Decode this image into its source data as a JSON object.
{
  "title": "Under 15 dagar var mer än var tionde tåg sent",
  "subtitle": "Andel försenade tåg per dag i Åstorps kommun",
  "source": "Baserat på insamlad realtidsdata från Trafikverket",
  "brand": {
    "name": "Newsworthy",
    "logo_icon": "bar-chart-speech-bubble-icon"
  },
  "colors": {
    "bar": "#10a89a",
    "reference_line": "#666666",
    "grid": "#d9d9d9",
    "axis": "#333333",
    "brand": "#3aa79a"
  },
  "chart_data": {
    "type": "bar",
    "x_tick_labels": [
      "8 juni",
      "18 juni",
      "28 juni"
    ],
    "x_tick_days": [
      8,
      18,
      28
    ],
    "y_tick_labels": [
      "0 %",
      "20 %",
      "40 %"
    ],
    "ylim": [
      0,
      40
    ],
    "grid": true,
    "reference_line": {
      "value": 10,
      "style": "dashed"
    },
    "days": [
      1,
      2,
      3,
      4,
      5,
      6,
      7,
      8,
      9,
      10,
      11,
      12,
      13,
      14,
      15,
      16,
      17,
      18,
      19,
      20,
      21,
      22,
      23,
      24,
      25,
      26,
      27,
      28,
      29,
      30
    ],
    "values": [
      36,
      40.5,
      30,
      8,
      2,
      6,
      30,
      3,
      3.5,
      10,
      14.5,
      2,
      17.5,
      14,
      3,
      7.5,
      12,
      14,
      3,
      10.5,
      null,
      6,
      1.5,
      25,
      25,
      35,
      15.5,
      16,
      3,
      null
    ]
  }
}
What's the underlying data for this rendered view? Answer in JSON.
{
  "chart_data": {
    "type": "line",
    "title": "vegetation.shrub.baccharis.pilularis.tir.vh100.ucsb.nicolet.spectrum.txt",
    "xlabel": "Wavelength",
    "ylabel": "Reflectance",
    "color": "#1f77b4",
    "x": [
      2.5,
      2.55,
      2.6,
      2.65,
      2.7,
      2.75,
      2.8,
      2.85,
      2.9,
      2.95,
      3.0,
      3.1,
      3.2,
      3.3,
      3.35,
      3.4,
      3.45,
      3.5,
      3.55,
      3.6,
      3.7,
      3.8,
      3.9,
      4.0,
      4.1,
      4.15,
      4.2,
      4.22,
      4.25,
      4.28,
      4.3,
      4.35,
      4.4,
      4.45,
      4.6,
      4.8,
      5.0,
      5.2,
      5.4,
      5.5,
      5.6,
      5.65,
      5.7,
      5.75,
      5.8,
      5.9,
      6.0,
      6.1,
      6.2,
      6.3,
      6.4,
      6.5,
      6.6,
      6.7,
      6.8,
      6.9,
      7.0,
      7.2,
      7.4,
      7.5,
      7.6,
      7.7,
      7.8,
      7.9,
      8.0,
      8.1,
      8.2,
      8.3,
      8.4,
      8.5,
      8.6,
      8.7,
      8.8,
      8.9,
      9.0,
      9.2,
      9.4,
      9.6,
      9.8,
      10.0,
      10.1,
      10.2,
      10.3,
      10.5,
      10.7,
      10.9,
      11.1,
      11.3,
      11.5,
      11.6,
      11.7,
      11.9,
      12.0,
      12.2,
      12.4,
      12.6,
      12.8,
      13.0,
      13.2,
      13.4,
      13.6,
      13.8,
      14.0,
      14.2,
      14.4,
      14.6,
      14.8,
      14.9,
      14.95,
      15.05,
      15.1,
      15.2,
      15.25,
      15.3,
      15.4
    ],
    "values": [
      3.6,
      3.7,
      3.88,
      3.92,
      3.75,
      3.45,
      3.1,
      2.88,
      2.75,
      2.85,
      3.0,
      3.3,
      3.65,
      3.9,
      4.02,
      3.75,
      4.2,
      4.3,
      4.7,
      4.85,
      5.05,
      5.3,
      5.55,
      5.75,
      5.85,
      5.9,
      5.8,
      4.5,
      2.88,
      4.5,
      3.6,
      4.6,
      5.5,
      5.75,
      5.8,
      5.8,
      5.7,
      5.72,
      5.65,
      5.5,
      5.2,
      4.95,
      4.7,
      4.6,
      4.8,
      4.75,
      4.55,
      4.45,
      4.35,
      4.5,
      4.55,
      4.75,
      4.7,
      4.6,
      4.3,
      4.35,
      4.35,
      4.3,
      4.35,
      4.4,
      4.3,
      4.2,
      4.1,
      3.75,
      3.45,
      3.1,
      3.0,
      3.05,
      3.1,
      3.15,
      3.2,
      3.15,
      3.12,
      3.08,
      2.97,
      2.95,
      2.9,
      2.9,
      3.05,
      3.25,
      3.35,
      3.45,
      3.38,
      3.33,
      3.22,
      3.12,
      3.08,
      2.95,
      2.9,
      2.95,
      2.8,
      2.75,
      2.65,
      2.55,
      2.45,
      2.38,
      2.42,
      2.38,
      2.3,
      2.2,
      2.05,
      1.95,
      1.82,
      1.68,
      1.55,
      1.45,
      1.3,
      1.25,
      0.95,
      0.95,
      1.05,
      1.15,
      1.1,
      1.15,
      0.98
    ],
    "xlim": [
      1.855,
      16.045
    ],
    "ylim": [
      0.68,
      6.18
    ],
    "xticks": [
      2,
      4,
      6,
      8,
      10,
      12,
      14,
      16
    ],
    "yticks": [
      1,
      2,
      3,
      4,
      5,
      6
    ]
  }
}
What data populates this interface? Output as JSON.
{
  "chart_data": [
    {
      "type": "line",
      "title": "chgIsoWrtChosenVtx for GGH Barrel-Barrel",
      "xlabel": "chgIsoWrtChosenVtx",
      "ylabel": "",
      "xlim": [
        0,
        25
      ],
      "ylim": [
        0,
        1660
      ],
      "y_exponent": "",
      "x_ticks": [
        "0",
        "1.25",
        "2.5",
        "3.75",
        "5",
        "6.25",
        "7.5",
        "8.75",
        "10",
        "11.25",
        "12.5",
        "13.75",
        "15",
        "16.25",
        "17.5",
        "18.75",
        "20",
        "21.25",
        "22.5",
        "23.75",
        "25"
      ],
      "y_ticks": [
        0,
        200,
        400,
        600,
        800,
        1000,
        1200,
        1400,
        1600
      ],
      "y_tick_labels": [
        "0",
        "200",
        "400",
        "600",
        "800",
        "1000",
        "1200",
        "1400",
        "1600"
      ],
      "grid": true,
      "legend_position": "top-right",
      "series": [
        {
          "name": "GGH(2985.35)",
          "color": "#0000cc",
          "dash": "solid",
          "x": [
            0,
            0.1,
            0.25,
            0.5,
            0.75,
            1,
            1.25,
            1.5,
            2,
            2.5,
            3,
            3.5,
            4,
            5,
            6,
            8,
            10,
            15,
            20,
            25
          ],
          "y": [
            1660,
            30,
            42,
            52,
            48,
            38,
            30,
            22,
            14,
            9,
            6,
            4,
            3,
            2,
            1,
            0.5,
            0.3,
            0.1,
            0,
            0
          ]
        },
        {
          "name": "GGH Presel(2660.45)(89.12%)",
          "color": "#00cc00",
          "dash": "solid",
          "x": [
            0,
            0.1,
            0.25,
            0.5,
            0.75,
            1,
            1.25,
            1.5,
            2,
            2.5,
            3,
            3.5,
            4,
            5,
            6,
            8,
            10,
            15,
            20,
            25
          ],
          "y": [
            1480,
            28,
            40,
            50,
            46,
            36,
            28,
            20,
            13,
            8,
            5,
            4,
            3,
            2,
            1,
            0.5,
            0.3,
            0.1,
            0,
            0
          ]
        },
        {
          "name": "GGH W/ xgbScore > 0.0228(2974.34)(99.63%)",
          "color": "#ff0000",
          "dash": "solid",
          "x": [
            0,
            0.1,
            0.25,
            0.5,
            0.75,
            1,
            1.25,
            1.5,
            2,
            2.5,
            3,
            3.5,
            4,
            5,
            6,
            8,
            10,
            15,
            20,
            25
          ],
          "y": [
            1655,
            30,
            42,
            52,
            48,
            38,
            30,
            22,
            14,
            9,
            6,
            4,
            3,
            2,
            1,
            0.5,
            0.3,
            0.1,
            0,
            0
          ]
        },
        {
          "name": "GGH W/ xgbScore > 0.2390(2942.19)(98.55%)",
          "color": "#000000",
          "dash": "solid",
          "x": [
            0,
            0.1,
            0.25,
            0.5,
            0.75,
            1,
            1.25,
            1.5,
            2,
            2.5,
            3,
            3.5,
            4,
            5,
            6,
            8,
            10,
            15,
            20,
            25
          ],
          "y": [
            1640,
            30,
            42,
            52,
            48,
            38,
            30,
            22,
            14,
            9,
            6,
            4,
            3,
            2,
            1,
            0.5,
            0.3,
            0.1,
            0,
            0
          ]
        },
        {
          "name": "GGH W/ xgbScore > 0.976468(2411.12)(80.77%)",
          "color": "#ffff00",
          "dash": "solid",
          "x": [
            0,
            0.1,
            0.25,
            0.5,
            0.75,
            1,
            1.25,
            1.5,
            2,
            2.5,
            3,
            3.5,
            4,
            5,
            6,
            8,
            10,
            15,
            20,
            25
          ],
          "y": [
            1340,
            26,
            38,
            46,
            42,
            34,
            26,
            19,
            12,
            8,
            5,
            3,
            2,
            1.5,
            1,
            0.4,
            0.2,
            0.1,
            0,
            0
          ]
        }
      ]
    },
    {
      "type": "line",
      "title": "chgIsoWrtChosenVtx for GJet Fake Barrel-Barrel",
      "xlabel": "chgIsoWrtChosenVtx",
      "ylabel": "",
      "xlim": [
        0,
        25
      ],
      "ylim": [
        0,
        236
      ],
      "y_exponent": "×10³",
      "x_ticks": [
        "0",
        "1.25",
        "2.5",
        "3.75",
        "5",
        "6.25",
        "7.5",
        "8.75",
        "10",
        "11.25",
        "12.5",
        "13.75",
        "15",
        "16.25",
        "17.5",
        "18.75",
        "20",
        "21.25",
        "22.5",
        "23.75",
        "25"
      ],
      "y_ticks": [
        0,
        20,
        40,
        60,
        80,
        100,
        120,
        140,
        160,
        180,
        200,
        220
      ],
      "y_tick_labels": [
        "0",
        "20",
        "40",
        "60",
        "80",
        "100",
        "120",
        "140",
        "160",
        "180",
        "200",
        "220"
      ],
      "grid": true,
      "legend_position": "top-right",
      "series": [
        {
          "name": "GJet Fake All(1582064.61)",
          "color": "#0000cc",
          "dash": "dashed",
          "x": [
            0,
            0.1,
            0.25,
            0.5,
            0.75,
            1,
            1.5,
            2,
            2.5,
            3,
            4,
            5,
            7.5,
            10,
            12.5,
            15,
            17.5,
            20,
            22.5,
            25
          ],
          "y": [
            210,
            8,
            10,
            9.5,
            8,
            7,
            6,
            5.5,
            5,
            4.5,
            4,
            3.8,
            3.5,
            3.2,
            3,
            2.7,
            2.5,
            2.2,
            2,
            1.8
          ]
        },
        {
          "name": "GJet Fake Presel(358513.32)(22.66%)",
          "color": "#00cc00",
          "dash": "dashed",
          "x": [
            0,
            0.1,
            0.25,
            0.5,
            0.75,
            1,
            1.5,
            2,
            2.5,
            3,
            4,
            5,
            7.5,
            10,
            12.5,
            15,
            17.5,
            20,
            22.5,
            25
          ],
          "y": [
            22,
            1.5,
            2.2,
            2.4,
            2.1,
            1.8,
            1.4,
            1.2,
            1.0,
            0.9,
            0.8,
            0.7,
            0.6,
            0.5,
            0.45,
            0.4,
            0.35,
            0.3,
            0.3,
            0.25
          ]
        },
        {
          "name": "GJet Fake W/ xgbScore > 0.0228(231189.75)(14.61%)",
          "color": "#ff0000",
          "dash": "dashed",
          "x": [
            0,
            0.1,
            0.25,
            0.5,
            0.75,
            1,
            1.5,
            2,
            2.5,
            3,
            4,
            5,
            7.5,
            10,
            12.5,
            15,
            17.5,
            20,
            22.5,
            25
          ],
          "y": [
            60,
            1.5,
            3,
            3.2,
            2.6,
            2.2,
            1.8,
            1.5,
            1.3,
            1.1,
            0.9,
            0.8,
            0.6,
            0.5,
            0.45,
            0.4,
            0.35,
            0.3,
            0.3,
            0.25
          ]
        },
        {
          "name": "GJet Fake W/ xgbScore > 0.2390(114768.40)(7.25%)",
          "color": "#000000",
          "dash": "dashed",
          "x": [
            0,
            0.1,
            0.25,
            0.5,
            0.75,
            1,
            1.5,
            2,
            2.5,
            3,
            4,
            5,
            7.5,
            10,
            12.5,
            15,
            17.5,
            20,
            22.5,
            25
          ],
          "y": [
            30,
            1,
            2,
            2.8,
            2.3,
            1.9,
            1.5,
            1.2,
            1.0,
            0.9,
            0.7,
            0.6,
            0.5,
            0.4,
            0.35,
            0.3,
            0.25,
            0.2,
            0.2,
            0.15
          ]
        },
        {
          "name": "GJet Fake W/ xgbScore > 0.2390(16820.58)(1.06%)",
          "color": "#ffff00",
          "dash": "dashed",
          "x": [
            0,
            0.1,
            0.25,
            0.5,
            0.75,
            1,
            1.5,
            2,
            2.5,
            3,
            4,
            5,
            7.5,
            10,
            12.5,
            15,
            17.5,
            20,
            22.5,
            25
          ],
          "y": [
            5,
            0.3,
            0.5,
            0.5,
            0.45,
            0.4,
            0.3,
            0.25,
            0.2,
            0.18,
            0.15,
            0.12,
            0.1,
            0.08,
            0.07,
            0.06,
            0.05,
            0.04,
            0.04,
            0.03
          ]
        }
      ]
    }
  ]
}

## [Your objective]
Copy each line above containing the string "name".

## [Completed task]
    "name": "Newsworthy",
          "name": "GGH(2985.35)",
          "name": "GGH Presel(2660.45)(89.12%)",
          "name": "GGH W/ xgbScore > 0.0228(2974.34)(99.63%)",
          "name": "GGH W/ xgbScore > 0.2390(2942.19)(98.55%)",
          "name": "GGH W/ xgbScore > 0.976468(2411.12)(80.77%)",
          "name": "GJet Fake All(1582064.61)",
          "name": "GJet Fake Presel(358513.32)(22.66%)",
          "name": "GJet Fake W/ xgbScore > 0.0228(231189.75)(14.61%)",
          "name": "GJet Fake W/ xgbScore > 0.2390(114768.40)(7.25%)",
          "name": "GJet Fake W/ xgbScore > 0.2390(16820.58)(1.06%)",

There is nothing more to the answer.